* [Objective]: Keep the pictures out of the copy and repeat the records exactly.

* [Data lines]:
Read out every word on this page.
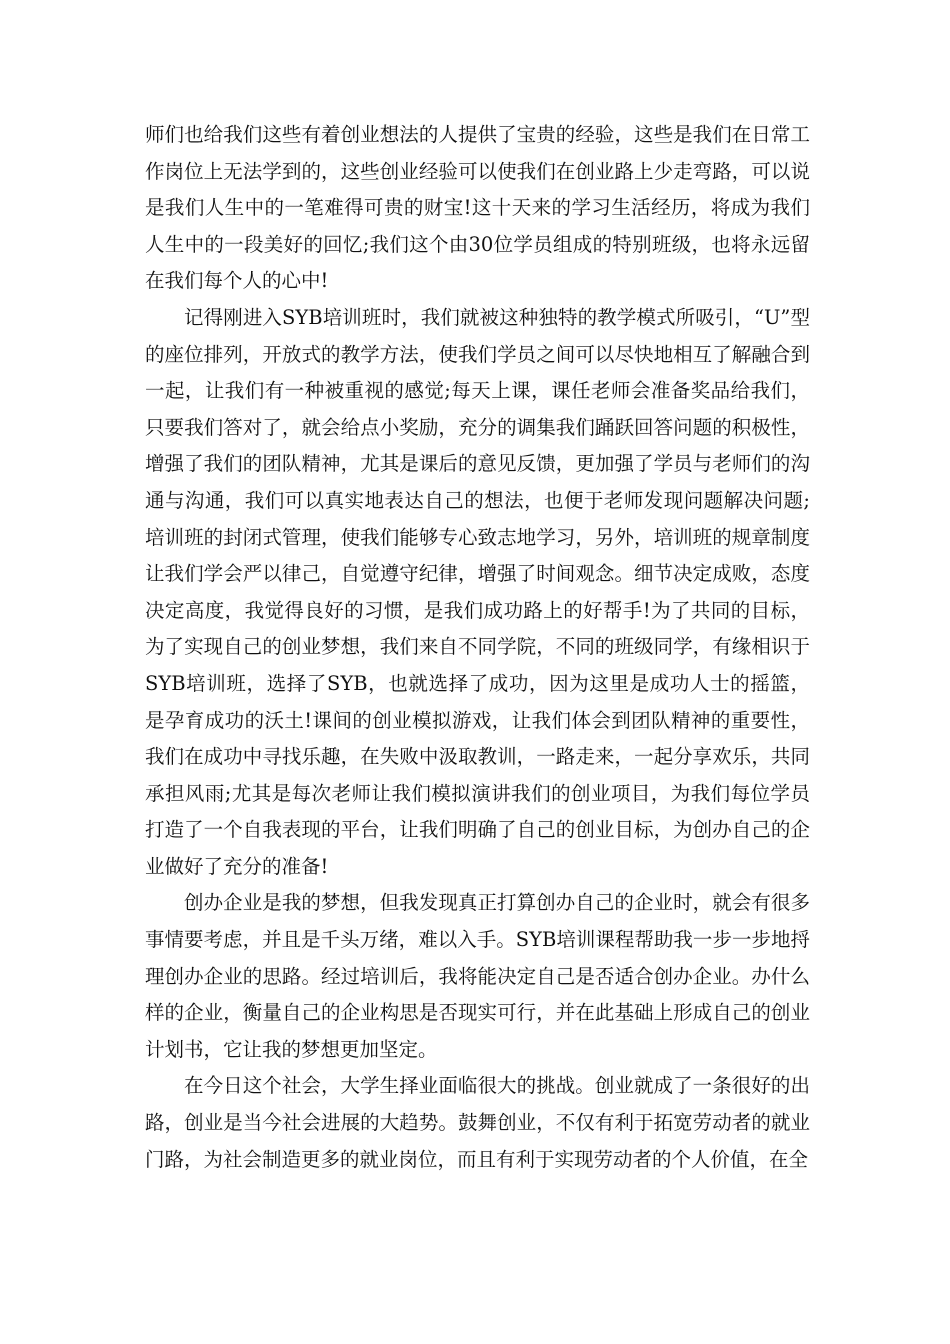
师们也给我们这些有着创业想法的人提供了宝贵的经验，这些是我们在日常工作岗位上无法学到的，这些创业经验可以使我们在创业路上少走弯路，可以说是我们人生中的一笔难得可贵的财宝!这十天来的学习生活经历，将成为我们人生中的一段美好的回忆;我们这个由30位学员组成的特别班级，也将永远留在我们每个人的心中!

记得刚进入SYB培训班时，我们就被这种独特的教学模式所吸引，“U”型的座位排列，开放式的教学方法，使我们学员之间可以尽快地相互了解融合到一起，让我们有一种被重视的感觉;每天上课，课任老师会准备奖品给我们，只要我们答对了，就会给点小奖励，充分的调集我们踊跃回答问题的积极性，增强了我们的团队精神，尤其是课后的意见反馈，更加强了学员与老师们的沟通与沟通，我们可以真实地表达自己的想法，也便于老师发现问题解决问题;培训班的封闭式管理，使我们能够专心致志地学习，另外，培训班的规章制度让我们学会严以律己，自觉遵守纪律，增强了时间观念。细节决定成败，态度决定高度，我觉得良好的习惯，是我们成功路上的好帮手!为了共同的目标，为了实现自己的创业梦想，我们来自不同学院，不同的班级同学，有缘相识于SYB培训班，选择了SYB，也就选择了成功，因为这里是成功人士的摇篮，是孕育成功的沃土!课间的创业模拟游戏，让我们体会到团队精神的重要性，我们在成功中寻找乐趣，在失败中汲取教训，一路走来，一起分享欢乐，共同承担风雨;尤其是每次老师让我们模拟演讲我们的创业项目，为我们每位学员打造了一个自我表现的平台，让我们明确了自己的创业目标，为创办自己的企业做好了充分的准备!

创办企业是我的梦想，但我发现真正打算创办自己的企业时，就会有很多事情要考虑，并且是千头万绪，难以入手。SYB培训课程帮助我一步一步地捋理创办企业的思路。经过培训后，我将能决定自己是否适合创办企业。办什么样的企业，衡量自己的企业构思是否现实可行，并在此基础上形成自己的创业计划书，它让我的梦想更加坚定。

在今日这个社会，大学生择业面临很大的挑战。创业就成了一条很好的出路，创业是当今社会进展的大趋势。鼓舞创业，不仅有利于拓宽劳动者的就业门路，为社会制造更多的就业岗位，而且有利于实现劳动者的个人价值，在全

* [Answer for this exercise]:
Read out every word on this page.
师们也给我们这些有着创业想法的人提供了宝贵的经验，这些是我们在日常工作岗位上无法学到的，这些创业经验可以使我们在创业路上少走弯路，可以说是我们人生中的一笔难得可贵的财宝!这十天来的学习生活经历，将成为我们人生中的一段美好的回忆;我们这个由30位学员组成的特别班级，也将永远留在我们每个人的心中!

记得刚进入SYB培训班时，我们就被这种独特的教学模式所吸引，“U”型的座位排列，开放式的教学方法，使我们学员之间可以尽快地相互了解融合到一起，让我们有一种被重视的感觉;每天上课，课任老师会准备奖品给我们，只要我们答对了，就会给点小奖励，充分的调集我们踊跃回答问题的积极性，增强了我们的团队精神，尤其是课后的意见反馈，更加强了学员与老师们的沟通与沟通，我们可以真实地表达自己的想法，也便于老师发现问题解决问题;培训班的封闭式管理，使我们能够专心致志地学习，另外，培训班的规章制度让我们学会严以律己，自觉遵守纪律，增强了时间观念。细节决定成败，态度决定高度，我觉得良好的习惯，是我们成功路上的好帮手!为了共同的目标，为了实现自己的创业梦想，我们来自不同学院，不同的班级同学，有缘相识于SYB培训班，选择了SYB，也就选择了成功，因为这里是成功人士的摇篮，是孕育成功的沃土!课间的创业模拟游戏，让我们体会到团队精神的重要性，我们在成功中寻找乐趣，在失败中汲取教训，一路走来，一起分享欢乐，共同承担风雨;尤其是每次老师让我们模拟演讲我们的创业项目，为我们每位学员打造了一个自我表现的平台，让我们明确了自己的创业目标，为创办自己的企业做好了充分的准备!

创办企业是我的梦想，但我发现真正打算创办自己的企业时，就会有很多事情要考虑，并且是千头万绪，难以入手。SYB培训课程帮助我一步一步地捋理创办企业的思路。经过培训后，我将能决定自己是否适合创办企业。办什么样的企业，衡量自己的企业构思是否现实可行，并在此基础上形成自己的创业计划书，它让我的梦想更加坚定。

在今日这个社会，大学生择业面临很大的挑战。创业就成了一条很好的出路，创业是当今社会进展的大趋势。鼓舞创业，不仅有利于拓宽劳动者的就业门路，为社会制造更多的就业岗位，而且有利于实现劳动者的个人价值，在全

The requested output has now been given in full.